AIM: Repeat every line exactly, keeping the pictures out of the copy.

══ DATA LINES

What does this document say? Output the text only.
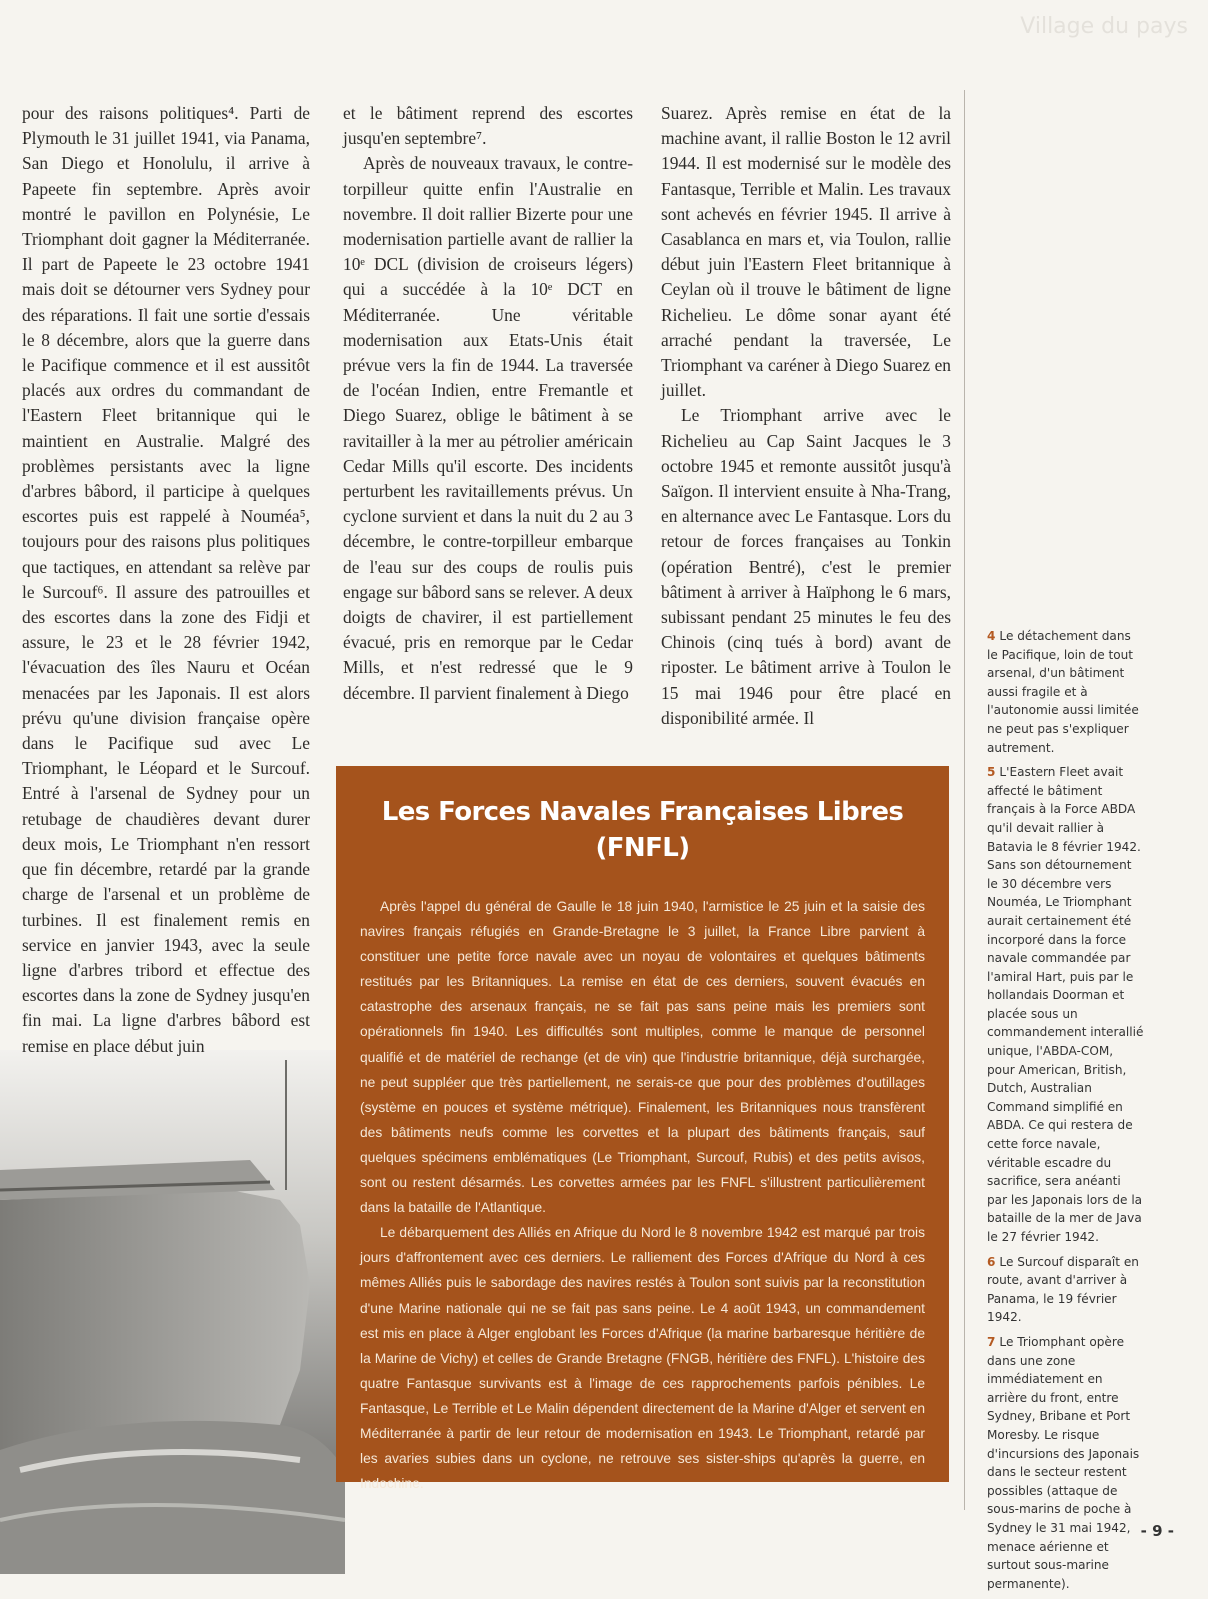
Village du pays

pour des raisons politiques⁴. Parti de Plymouth le 31 juillet 1941, via Panama, San Diego et Honolulu, il arrive à Papeete fin septembre. Après avoir montré le pavillon en Polynésie, Le Triomphant doit gagner la Méditerranée. Il part de Papeete le 23 octobre 1941 mais doit se détourner vers Sydney pour des réparations. Il fait une sortie d'essais le 8 décembre, alors que la guerre dans le Pacifique commence et il est aussitôt placés aux ordres du commandant de l'Eastern Fleet britannique qui le maintient en Australie. Malgré des problèmes persistants avec la ligne d'arbres bâbord, il participe à quelques escortes puis est rappelé à Nouméa⁵, toujours pour des raisons plus politiques que tactiques, en attendant sa relève par le Surcouf⁶. Il assure des patrouilles et des escortes dans la zone des Fidji et assure, le 23 et le 28 février 1942, l'évacuation des îles Nauru et Océan menacées par les Japonais. Il est alors prévu qu'une division française opère dans le Pacifique sud avec Le Triomphant, le Léopard et le Surcouf. Entré à l'arsenal de Sydney pour un retubage de chaudières devant durer deux mois, Le Triomphant n'en ressort que fin décembre, retardé par la grande charge de l'arsenal et un problème de turbines. Il est finalement remis en service en janvier 1943, avec la seule ligne d'arbres tribord et effectue des escortes dans la zone de Sydney jusqu'en fin mai. La ligne d'arbres bâbord est remise en place début juin

et le bâtiment reprend des escortes jusqu'en septembre⁷.

Après de nouveaux travaux, le contre-torpilleur quitte enfin l'Australie en novembre. Il doit rallier Bizerte pour une modernisation partielle avant de rallier la 10ᵉ DCL (division de croiseurs légers) qui a succédée à la 10ᵉ DCT en Méditerranée. Une véritable modernisation aux Etats-Unis était prévue vers la fin de 1944. La traversée de l'océan Indien, entre Fremantle et Diego Suarez, oblige le bâtiment à se ravitailler à la mer au pétrolier américain Cedar Mills qu'il escorte. Des incidents perturbent les ravitaillements prévus. Un cyclone survient et dans la nuit du 2 au 3 décembre, le contre-torpilleur embarque de l'eau sur des coups de roulis puis engage sur bâbord sans se relever. A deux doigts de chavirer, il est partiellement évacué, pris en remorque par le Cedar Mills, et n'est redressé que le 9 décembre. Il parvient finalement à Diego

Suarez. Après remise en état de la machine avant, il rallie Boston le 12 avril 1944. Il est modernisé sur le modèle des Fantasque, Terrible et Malin. Les travaux sont achevés en février 1945. Il arrive à Casablanca en mars et, via Toulon, rallie début juin l'Eastern Fleet britannique à Ceylan où il trouve le bâtiment de ligne Richelieu. Le dôme sonar ayant été arraché pendant la traversée, Le Triomphant va caréner à Diego Suarez en juillet.

Le Triomphant arrive avec le Richelieu au Cap Saint Jacques le 3 octobre 1945 et remonte aussitôt jusqu'à Saïgon. Il intervient ensuite à Nha-Trang, en alternance avec Le Fantasque. Lors du retour de forces françaises au Tonkin (opération Bentré), c'est le premier bâtiment à arriver à Haïphong le 6 mars, subissant pendant 25 minutes le feu des Chinois (cinq tués à bord) avant de riposter. Le bâtiment arrive à Toulon le 15 mai 1946 pour être placé en disponibilité armée. Il

4 Le détachement dans le Pacifique, loin de tout arsenal, d'un bâtiment aussi fragile et à l'autonomie aussi limitée ne peut pas s'expliquer autrement.
5 L'Eastern Fleet avait affecté le bâtiment français à la Force ABDA qu'il devait rallier à Batavia le 8 février 1942. Sans son détournement le 30 décembre vers Nouméa, Le Triomphant aurait certainement été incorporé dans la force navale commandée par l'amiral Hart, puis par le hollandais Doorman et placée sous un commandement interallié unique, l'ABDA-COM, pour American, British, Dutch, Australian Command simplifié en ABDA. Ce qui restera de cette force navale, véritable escadre du sacrifice, sera anéanti par les Japonais lors de la bataille de la mer de Java le 27 février 1942.
6 Le Surcouf disparaît en route, avant d'arriver à Panama, le 19 février 1942.
7 Le Triomphant opère dans une zone immédiatement en arrière du front, entre Sydney, Bribane et Port Moresby. Le risque d'incursions des Japonais dans le secteur restent possibles (attaque de sous-marins de poche à Sydney le 31 mai 1942, menace aérienne et surtout sous-marine permanente).
Les Forces Navales Françaises Libres (FNFL)

Après l'appel du général de Gaulle le 18 juin 1940, l'armistice le 25 juin et la saisie des navires français réfugiés en Grande-Bretagne le 3 juillet, la France Libre parvient à constituer une petite force navale avec un noyau de volontaires et quelques bâtiments restitués par les Britanniques. La remise en état de ces derniers, souvent évacués en catastrophe des arsenaux français, ne se fait pas sans peine mais les premiers sont opérationnels fin 1940. Les difficultés sont multiples, comme le manque de personnel qualifié et de matériel de rechange (et de vin) que l'industrie britannique, déjà surchargée, ne peut suppléer que très partiellement, ne serais-ce que pour des problèmes d'outillages (système en pouces et système métrique). Finalement, les Britanniques nous transfèrent des bâtiments neufs comme les corvettes et la plupart des bâtiments français, sauf quelques spécimens emblématiques (Le Triomphant, Surcouf, Rubis) et des petits avisos, sont ou restent désarmés. Les corvettes armées par les FNFL s'illustrent particulièrement dans la bataille de l'Atlantique.

Le débarquement des Alliés en Afrique du Nord le 8 novembre 1942 est marqué par trois jours d'affrontement avec ces derniers. Le ralliement des Forces d'Afrique du Nord à ces mêmes Alliés puis le sabordage des navires restés à Toulon sont suivis par la reconstitution d'une Marine nationale qui ne se fait pas sans peine. Le 4 août 1943, un commandement est mis en place à Alger englobant les Forces d'Afrique (la marine barbaresque héritière de la Marine de Vichy) et celles de Grande Bretagne (FNGB, héritière des FNFL). L'histoire des quatre Fantasque survivants est à l'image de ces rapprochements parfois pénibles. Le Fantasque, Le Terrible et Le Malin dépendent directement de la Marine d'Alger et servent en Méditerranée à partir de leur retour de modernisation en 1943. Le Triomphant, retardé par les avaries subies dans un cyclone, ne retrouve ses sister-ships qu'après la guerre, en Indochine.

- 9 -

════

PROBLEM SOLUTION:
What does this document say? Output the text only.
Village du pays

pour des raisons politiques⁴. Parti de Plymouth le 31 juillet 1941, via Panama, San Diego et Honolulu, il arrive à Papeete fin septembre. Après avoir montré le pavillon en Polynésie, Le Triomphant doit gagner la Méditerranée. Il part de Papeete le 23 octobre 1941 mais doit se détourner vers Sydney pour des réparations. Il fait une sortie d'essais le 8 décembre, alors que la guerre dans le Pacifique commence et il est aussitôt placés aux ordres du commandant de l'Eastern Fleet britannique qui le maintient en Australie. Malgré des problèmes persistants avec la ligne d'arbres bâbord, il participe à quelques escortes puis est rappelé à Nouméa⁵, toujours pour des raisons plus politiques que tactiques, en attendant sa relève par le Surcouf⁶. Il assure des patrouilles et des escortes dans la zone des Fidji et assure, le 23 et le 28 février 1942, l'évacuation des îles Nauru et Océan menacées par les Japonais. Il est alors prévu qu'une division française opère dans le Pacifique sud avec Le Triomphant, le Léopard et le Surcouf. Entré à l'arsenal de Sydney pour un retubage de chaudières devant durer deux mois, Le Triomphant n'en ressort que fin décembre, retardé par la grande charge de l'arsenal et un problème de turbines. Il est finalement remis en service en janvier 1943, avec la seule ligne d'arbres tribord et effectue des escortes dans la zone de Sydney jusqu'en fin mai. La ligne d'arbres bâbord est remise en place début juin

et le bâtiment reprend des escortes jusqu'en septembre⁷.

Après de nouveaux travaux, le contre-torpilleur quitte enfin l'Australie en novembre. Il doit rallier Bizerte pour une modernisation partielle avant de rallier la 10ᵉ DCL (division de croiseurs légers) qui a succédée à la 10ᵉ DCT en Méditerranée. Une véritable modernisation aux Etats-Unis était prévue vers la fin de 1944. La traversée de l'océan Indien, entre Fremantle et Diego Suarez, oblige le bâtiment à se ravitailler à la mer au pétrolier américain Cedar Mills qu'il escorte. Des incidents perturbent les ravitaillements prévus. Un cyclone survient et dans la nuit du 2 au 3 décembre, le contre-torpilleur embarque de l'eau sur des coups de roulis puis engage sur bâbord sans se relever. A deux doigts de chavirer, il est partiellement évacué, pris en remorque par le Cedar Mills, et n'est redressé que le 9 décembre. Il parvient finalement à Diego

Suarez. Après remise en état de la machine avant, il rallie Boston le 12 avril 1944. Il est modernisé sur le modèle des Fantasque, Terrible et Malin. Les travaux sont achevés en février 1945. Il arrive à Casablanca en mars et, via Toulon, rallie début juin l'Eastern Fleet britannique à Ceylan où il trouve le bâtiment de ligne Richelieu. Le dôme sonar ayant été arraché pendant la traversée, Le Triomphant va caréner à Diego Suarez en juillet.

Le Triomphant arrive avec le Richelieu au Cap Saint Jacques le 3 octobre 1945 et remonte aussitôt jusqu'à Saïgon. Il intervient ensuite à Nha-Trang, en alternance avec Le Fantasque. Lors du retour de forces françaises au Tonkin (opération Bentré), c'est le premier bâtiment à arriver à Haïphong le 6 mars, subissant pendant 25 minutes le feu des Chinois (cinq tués à bord) avant de riposter. Le bâtiment arrive à Toulon le 15 mai 1946 pour être placé en disponibilité armée. Il

4 Le détachement dans le Pacifique, loin de tout arsenal, d'un bâtiment aussi fragile et à l'autonomie aussi limitée ne peut pas s'expliquer autrement.
5 L'Eastern Fleet avait affecté le bâtiment français à la Force ABDA qu'il devait rallier à Batavia le 8 février 1942. Sans son détournement le 30 décembre vers Nouméa, Le Triomphant aurait certainement été incorporé dans la force navale commandée par l'amiral Hart, puis par le hollandais Doorman et placée sous un commandement interallié unique, l'ABDA-COM, pour American, British, Dutch, Australian Command simplifié en ABDA. Ce qui restera de cette force navale, véritable escadre du sacrifice, sera anéanti par les Japonais lors de la bataille de la mer de Java le 27 février 1942.
6 Le Surcouf disparaît en route, avant d'arriver à Panama, le 19 février 1942.
7 Le Triomphant opère dans une zone immédiatement en arrière du front, entre Sydney, Bribane et Port Moresby. Le risque d'incursions des Japonais dans le secteur restent possibles (attaque de sous-marins de poche à Sydney le 31 mai 1942, menace aérienne et surtout sous-marine permanente).
Les Forces Navales Françaises Libres (FNFL)

Après l'appel du général de Gaulle le 18 juin 1940, l'armistice le 25 juin et la saisie des navires français réfugiés en Grande-Bretagne le 3 juillet, la France Libre parvient à constituer une petite force navale avec un noyau de volontaires et quelques bâtiments restitués par les Britanniques. La remise en état de ces derniers, souvent évacués en catastrophe des arsenaux français, ne se fait pas sans peine mais les premiers sont opérationnels fin 1940. Les difficultés sont multiples, comme le manque de personnel qualifié et de matériel de rechange (et de vin) que l'industrie britannique, déjà surchargée, ne peut suppléer que très partiellement, ne serais-ce que pour des problèmes d'outillages (système en pouces et système métrique). Finalement, les Britanniques nous transfèrent des bâtiments neufs comme les corvettes et la plupart des bâtiments français, sauf quelques spécimens emblématiques (Le Triomphant, Surcouf, Rubis) et des petits avisos, sont ou restent désarmés. Les corvettes armées par les FNFL s'illustrent particulièrement dans la bataille de l'Atlantique.

Le débarquement des Alliés en Afrique du Nord le 8 novembre 1942 est marqué par trois jours d'affrontement avec ces derniers. Le ralliement des Forces d'Afrique du Nord à ces mêmes Alliés puis le sabordage des navires restés à Toulon sont suivis par la reconstitution d'une Marine nationale qui ne se fait pas sans peine. Le 4 août 1943, un commandement est mis en place à Alger englobant les Forces d'Afrique (la marine barbaresque héritière de la Marine de Vichy) et celles de Grande Bretagne (FNGB, héritière des FNFL). L'histoire des quatre Fantasque survivants est à l'image de ces rapprochements parfois pénibles. Le Fantasque, Le Terrible et Le Malin dépendent directement de la Marine d'Alger et servent en Méditerranée à partir de leur retour de modernisation en 1943. Le Triomphant, retardé par les avaries subies dans un cyclone, ne retrouve ses sister-ships qu'après la guerre, en Indochine.

- 9 -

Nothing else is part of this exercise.